### [Task statement]
Would you restate all the data that follows, word for word?
— START —
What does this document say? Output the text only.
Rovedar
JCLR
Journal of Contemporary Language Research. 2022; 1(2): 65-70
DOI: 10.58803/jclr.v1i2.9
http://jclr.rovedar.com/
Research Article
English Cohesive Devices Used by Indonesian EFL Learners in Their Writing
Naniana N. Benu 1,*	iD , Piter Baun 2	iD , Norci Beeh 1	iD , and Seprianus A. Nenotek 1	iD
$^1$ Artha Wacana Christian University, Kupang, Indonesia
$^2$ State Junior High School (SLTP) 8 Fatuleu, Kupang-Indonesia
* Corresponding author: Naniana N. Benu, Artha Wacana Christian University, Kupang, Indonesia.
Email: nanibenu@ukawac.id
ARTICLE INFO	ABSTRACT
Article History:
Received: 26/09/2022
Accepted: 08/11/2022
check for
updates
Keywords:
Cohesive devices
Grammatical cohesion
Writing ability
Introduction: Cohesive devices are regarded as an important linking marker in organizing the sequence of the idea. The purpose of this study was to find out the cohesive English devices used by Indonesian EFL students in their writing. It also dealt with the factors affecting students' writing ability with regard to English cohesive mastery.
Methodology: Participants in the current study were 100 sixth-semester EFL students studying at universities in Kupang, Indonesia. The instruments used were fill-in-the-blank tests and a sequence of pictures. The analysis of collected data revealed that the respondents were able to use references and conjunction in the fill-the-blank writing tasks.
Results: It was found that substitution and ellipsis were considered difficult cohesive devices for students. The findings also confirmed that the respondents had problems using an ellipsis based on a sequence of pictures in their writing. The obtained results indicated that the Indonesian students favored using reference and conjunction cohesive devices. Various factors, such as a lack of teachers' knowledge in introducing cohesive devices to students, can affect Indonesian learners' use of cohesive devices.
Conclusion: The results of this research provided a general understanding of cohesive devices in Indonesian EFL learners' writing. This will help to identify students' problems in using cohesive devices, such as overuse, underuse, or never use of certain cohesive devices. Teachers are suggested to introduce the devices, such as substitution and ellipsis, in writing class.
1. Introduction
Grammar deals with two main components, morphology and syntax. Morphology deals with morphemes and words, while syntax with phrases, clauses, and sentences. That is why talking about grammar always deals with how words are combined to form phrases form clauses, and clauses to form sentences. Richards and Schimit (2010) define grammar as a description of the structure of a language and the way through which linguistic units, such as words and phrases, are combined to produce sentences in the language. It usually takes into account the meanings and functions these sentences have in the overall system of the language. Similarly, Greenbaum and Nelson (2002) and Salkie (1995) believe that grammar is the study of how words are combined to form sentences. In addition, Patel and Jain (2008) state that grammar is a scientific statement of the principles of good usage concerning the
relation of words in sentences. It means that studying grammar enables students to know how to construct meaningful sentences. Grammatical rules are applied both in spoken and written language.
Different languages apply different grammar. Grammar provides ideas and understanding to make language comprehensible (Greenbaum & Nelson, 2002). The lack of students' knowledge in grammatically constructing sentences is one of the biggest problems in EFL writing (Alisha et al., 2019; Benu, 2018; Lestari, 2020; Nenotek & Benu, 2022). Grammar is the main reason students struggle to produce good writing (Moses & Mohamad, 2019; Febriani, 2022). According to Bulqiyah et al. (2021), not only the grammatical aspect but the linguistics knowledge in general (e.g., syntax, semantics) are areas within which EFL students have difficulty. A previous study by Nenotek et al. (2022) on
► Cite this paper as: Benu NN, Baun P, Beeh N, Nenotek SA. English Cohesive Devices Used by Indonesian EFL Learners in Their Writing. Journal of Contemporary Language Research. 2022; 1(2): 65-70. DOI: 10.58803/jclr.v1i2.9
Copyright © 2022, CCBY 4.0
— END —
### [Answer below]
What does this document say? Output the text only.
Rovedar
JCLR
Journal of Contemporary Language Research. 2022; 1(2): 65-70
DOI: 10.58803/jclr.v1i2.9
http://jclr.rovedar.com/
Research Article
English Cohesive Devices Used by Indonesian EFL Learners in Their Writing
Naniana N. Benu 1,*	iD , Piter Baun 2	iD , Norci Beeh 1	iD , and Seprianus A. Nenotek 1	iD
$^1$ Artha Wacana Christian University, Kupang, Indonesia
$^2$ State Junior High School (SLTP) 8 Fatuleu, Kupang-Indonesia
* Corresponding author: Naniana N. Benu, Artha Wacana Christian University, Kupang, Indonesia.
Email: nanibenu@ukawac.id
ARTICLE INFO	ABSTRACT
Article History:
Received: 26/09/2022
Accepted: 08/11/2022
check for
updates
Keywords:
Cohesive devices
Grammatical cohesion
Writing ability
Introduction: Cohesive devices are regarded as an important linking marker in organizing the sequence of the idea. The purpose of this study was to find out the cohesive English devices used by Indonesian EFL students in their writing. It also dealt with the factors affecting students' writing ability with regard to English cohesive mastery.
Methodology: Participants in the current study were 100 sixth-semester EFL students studying at universities in Kupang, Indonesia. The instruments used were fill-in-the-blank tests and a sequence of pictures. The analysis of collected data revealed that the respondents were able to use references and conjunction in the fill-the-blank writing tasks.
Results: It was found that substitution and ellipsis were considered difficult cohesive devices for students. The findings also confirmed that the respondents had problems using an ellipsis based on a sequence of pictures in their writing. The obtained results indicated that the Indonesian students favored using reference and conjunction cohesive devices. Various factors, such as a lack of teachers' knowledge in introducing cohesive devices to students, can affect Indonesian learners' use of cohesive devices.
Conclusion: The results of this research provided a general understanding of cohesive devices in Indonesian EFL learners' writing. This will help to identify students' problems in using cohesive devices, such as overuse, underuse, or never use of certain cohesive devices. Teachers are suggested to introduce the devices, such as substitution and ellipsis, in writing class.
1. Introduction
Grammar deals with two main components, morphology and syntax. Morphology deals with morphemes and words, while syntax with phrases, clauses, and sentences. That is why talking about grammar always deals with how words are combined to form phrases form clauses, and clauses to form sentences. Richards and Schimit (2010) define grammar as a description of the structure of a language and the way through which linguistic units, such as words and phrases, are combined to produce sentences in the language. It usually takes into account the meanings and functions these sentences have in the overall system of the language. Similarly, Greenbaum and Nelson (2002) and Salkie (1995) believe that grammar is the study of how words are combined to form sentences. In addition, Patel and Jain (2008) state that grammar is a scientific statement of the principles of good usage concerning the
relation of words in sentences. It means that studying grammar enables students to know how to construct meaningful sentences. Grammatical rules are applied both in spoken and written language.
Different languages apply different grammar. Grammar provides ideas and understanding to make language comprehensible (Greenbaum & Nelson, 2002). The lack of students' knowledge in grammatically constructing sentences is one of the biggest problems in EFL writing (Alisha et al., 2019; Benu, 2018; Lestari, 2020; Nenotek & Benu, 2022). Grammar is the main reason students struggle to produce good writing (Moses & Mohamad, 2019; Febriani, 2022). According to Bulqiyah et al. (2021), not only the grammatical aspect but the linguistics knowledge in general (e.g., syntax, semantics) are areas within which EFL students have difficulty. A previous study by Nenotek et al. (2022) on
► Cite this paper as: Benu NN, Baun P, Beeh N, Nenotek SA. English Cohesive Devices Used by Indonesian EFL Learners in Their Writing. Journal of Contemporary Language Research. 2022; 1(2): 65-70. DOI: 10.58803/jclr.v1i2.9
Copyright © 2022, CCBY 4.0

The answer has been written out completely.